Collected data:
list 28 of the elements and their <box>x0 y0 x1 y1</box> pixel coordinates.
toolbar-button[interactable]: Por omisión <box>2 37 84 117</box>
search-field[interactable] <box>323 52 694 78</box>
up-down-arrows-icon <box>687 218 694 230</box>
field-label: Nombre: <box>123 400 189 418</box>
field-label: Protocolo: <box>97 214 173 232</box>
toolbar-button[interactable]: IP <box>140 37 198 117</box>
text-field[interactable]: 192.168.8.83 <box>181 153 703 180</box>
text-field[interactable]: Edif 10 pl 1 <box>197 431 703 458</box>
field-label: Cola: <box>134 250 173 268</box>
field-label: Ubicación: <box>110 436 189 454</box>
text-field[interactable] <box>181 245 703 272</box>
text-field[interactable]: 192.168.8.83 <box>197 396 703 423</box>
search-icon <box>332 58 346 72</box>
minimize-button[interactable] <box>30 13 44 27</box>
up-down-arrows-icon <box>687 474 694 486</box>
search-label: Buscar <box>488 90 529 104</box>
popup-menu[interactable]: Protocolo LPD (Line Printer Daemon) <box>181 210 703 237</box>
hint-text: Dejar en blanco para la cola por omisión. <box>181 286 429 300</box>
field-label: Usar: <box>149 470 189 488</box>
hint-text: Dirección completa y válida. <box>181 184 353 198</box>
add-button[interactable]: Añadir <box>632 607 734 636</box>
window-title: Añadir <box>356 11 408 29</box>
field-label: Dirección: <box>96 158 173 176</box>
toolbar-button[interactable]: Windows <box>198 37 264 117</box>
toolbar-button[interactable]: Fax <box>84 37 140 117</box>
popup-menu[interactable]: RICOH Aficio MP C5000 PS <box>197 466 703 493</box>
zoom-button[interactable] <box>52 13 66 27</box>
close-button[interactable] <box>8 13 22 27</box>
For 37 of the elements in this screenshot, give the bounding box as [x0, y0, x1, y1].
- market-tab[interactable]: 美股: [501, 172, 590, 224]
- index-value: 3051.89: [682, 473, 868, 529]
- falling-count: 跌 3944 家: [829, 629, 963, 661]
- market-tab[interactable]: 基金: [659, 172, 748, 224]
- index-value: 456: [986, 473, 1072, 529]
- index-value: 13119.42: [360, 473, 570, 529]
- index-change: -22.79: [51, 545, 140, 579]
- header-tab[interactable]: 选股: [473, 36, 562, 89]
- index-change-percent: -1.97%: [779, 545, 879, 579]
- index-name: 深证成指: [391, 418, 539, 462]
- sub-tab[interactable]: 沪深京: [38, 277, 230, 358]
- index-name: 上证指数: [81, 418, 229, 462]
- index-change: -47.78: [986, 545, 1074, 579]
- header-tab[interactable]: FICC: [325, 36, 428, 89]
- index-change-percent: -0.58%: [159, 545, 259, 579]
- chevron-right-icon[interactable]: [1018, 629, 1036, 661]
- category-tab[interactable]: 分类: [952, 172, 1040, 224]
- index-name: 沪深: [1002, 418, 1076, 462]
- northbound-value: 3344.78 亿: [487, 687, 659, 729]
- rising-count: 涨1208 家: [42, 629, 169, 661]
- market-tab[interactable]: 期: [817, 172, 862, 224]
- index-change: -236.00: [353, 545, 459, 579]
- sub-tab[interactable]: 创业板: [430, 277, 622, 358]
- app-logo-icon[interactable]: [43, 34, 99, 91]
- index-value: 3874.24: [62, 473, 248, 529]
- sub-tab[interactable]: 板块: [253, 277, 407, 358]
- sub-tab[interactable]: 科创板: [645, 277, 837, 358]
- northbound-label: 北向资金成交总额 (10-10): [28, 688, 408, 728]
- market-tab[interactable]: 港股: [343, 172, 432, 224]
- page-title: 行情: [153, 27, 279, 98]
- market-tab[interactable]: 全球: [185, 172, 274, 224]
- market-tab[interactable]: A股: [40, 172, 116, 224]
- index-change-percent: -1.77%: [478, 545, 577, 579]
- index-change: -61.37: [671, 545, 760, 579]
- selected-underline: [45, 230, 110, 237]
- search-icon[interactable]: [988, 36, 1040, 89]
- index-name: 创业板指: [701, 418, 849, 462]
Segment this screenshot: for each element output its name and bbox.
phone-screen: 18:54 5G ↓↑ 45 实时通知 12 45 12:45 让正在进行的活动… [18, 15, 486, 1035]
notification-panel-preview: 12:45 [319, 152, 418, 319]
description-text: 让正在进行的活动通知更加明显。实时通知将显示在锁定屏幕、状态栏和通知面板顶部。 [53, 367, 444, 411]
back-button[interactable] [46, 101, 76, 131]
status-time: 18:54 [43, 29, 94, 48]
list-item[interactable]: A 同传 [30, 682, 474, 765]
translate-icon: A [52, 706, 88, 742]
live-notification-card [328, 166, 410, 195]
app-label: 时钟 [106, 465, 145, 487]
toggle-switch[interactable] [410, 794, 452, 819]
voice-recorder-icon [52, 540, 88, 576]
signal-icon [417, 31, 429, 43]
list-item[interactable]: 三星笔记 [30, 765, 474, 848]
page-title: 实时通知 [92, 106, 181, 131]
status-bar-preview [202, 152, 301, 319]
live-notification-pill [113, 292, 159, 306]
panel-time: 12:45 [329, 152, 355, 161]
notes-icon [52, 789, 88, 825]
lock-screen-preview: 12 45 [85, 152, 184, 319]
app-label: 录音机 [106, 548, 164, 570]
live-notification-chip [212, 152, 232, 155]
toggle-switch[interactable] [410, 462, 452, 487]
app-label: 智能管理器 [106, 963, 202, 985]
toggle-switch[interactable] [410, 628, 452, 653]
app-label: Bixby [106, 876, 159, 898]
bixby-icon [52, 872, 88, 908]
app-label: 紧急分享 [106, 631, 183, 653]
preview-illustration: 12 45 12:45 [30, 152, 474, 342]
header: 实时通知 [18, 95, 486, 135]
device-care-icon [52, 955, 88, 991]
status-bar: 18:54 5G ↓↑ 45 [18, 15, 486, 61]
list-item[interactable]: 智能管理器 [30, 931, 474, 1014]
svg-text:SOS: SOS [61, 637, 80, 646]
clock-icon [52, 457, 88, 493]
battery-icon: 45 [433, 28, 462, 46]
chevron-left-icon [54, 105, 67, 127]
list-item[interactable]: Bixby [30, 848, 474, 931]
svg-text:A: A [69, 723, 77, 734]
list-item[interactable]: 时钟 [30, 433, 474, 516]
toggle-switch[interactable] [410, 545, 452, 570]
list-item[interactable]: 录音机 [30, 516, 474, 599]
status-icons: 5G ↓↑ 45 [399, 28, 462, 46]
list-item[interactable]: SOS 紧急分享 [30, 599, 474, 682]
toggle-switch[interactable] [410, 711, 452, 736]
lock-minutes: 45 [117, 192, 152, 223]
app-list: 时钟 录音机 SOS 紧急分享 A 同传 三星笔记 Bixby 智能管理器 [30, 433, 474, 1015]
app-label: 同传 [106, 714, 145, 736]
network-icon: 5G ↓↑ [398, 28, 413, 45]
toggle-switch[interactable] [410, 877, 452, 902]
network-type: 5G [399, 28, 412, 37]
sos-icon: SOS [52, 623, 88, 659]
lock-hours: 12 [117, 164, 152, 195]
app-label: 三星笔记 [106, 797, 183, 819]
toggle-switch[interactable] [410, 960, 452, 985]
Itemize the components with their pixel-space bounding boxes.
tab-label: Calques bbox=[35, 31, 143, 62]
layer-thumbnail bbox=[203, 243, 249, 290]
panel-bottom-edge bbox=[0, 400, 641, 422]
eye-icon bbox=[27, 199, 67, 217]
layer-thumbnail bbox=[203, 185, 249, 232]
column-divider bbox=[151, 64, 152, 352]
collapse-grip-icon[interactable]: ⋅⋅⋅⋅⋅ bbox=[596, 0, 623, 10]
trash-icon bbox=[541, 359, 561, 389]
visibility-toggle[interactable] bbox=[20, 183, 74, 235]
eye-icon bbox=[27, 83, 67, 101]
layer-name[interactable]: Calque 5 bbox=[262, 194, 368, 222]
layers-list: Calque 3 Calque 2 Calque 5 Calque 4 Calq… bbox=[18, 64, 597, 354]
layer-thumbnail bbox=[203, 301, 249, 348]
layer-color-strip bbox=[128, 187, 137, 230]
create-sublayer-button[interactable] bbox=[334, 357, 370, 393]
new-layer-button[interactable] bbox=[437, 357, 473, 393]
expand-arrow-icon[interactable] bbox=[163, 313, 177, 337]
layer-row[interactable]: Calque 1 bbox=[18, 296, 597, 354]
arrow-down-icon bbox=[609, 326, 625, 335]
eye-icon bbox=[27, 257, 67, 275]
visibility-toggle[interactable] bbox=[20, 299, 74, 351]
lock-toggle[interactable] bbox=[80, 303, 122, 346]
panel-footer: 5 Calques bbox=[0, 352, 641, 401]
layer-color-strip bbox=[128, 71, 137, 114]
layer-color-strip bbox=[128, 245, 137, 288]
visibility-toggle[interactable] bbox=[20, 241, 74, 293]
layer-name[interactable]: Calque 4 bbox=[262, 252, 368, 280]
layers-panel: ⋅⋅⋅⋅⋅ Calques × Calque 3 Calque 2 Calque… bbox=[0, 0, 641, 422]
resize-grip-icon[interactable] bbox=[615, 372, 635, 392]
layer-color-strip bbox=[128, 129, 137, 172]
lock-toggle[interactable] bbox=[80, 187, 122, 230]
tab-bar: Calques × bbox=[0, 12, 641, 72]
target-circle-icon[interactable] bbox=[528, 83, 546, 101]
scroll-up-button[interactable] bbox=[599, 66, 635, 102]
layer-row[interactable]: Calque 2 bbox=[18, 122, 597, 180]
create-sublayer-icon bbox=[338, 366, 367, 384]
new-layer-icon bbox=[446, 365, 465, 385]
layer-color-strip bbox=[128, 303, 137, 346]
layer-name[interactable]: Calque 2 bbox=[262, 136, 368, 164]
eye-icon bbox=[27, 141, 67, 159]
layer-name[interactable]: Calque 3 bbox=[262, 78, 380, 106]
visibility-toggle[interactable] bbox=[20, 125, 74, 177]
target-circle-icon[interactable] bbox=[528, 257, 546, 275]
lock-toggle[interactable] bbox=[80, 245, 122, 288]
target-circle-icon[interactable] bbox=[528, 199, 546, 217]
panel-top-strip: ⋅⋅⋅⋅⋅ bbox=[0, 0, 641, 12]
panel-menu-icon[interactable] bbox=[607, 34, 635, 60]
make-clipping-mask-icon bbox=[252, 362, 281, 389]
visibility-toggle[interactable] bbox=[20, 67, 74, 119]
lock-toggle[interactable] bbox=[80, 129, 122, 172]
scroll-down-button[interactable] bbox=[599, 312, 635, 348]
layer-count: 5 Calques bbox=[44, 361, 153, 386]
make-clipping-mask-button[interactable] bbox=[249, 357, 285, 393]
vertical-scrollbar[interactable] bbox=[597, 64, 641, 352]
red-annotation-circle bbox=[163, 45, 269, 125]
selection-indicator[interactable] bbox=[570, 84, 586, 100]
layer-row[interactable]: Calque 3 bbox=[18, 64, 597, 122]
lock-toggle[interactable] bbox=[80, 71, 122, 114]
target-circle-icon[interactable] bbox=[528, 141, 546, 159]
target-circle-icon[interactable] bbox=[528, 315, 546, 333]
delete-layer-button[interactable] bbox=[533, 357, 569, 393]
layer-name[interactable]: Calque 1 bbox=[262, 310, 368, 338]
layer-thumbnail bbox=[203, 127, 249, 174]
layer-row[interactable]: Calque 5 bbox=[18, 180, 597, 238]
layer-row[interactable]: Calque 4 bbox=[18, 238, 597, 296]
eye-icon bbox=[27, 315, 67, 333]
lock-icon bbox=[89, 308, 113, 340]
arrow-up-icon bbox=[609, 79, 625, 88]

▸ Work required: Repeat the rows word for word, starting at the first row and ending with the line that contains "- index-name: 深证成指: [391, 418, 539, 462]".

▸ Written reply:
list 28 of the elements and their <box>x0 y0 x1 y1</box> pixel coordinates.
toolbar-button[interactable]: Por omisión <box>2 37 84 117</box>
search-field[interactable] <box>323 52 694 78</box>
up-down-arrows-icon <box>687 218 694 230</box>
field-label: Nombre: <box>123 400 189 418</box>
field-label: Protocolo: <box>97 214 173 232</box>
toolbar-button[interactable]: IP <box>140 37 198 117</box>
text-field[interactable]: 192.168.8.83 <box>181 153 703 180</box>
text-field[interactable]: Edif 10 pl 1 <box>197 431 703 458</box>
field-label: Cola: <box>134 250 173 268</box>
field-label: Ubicación: <box>110 436 189 454</box>
text-field[interactable] <box>181 245 703 272</box>
text-field[interactable]: 192.168.8.83 <box>197 396 703 423</box>
search-icon <box>332 58 346 72</box>
minimize-button[interactable] <box>30 13 44 27</box>
up-down-arrows-icon <box>687 474 694 486</box>
search-label: Buscar <box>488 90 529 104</box>
popup-menu[interactable]: Protocolo LPD (Line Printer Daemon) <box>181 210 703 237</box>
hint-text: Dejar en blanco para la cola por omisión. <box>181 286 429 300</box>
field-label: Usar: <box>149 470 189 488</box>
hint-text: Dirección completa y válida. <box>181 184 353 198</box>
add-button[interactable]: Añadir <box>632 607 734 636</box>
window-title: Añadir <box>356 11 408 29</box>
field-label: Dirección: <box>96 158 173 176</box>
toolbar-button[interactable]: Windows <box>198 37 264 117</box>
toolbar-button[interactable]: Fax <box>84 37 140 117</box>
popup-menu[interactable]: RICOH Aficio MP C5000 PS <box>197 466 703 493</box>
zoom-button[interactable] <box>52 13 66 27</box>
close-button[interactable] <box>8 13 22 27</box>
For 37 of the elements in this screenshot, give the bounding box as [x0, y0, x1, y1].
- market-tab[interactable]: 美股: [501, 172, 590, 224]
- index-value: 3051.89: [682, 473, 868, 529]
- falling-count: 跌 3944 家: [829, 629, 963, 661]
- market-tab[interactable]: 基金: [659, 172, 748, 224]
- index-value: 456: [986, 473, 1072, 529]
- index-value: 13119.42: [360, 473, 570, 529]
- index-change: -22.79: [51, 545, 140, 579]
- header-tab[interactable]: 选股: [473, 36, 562, 89]
- index-change-percent: -1.97%: [779, 545, 879, 579]
- index-name: 深证成指: [391, 418, 539, 462]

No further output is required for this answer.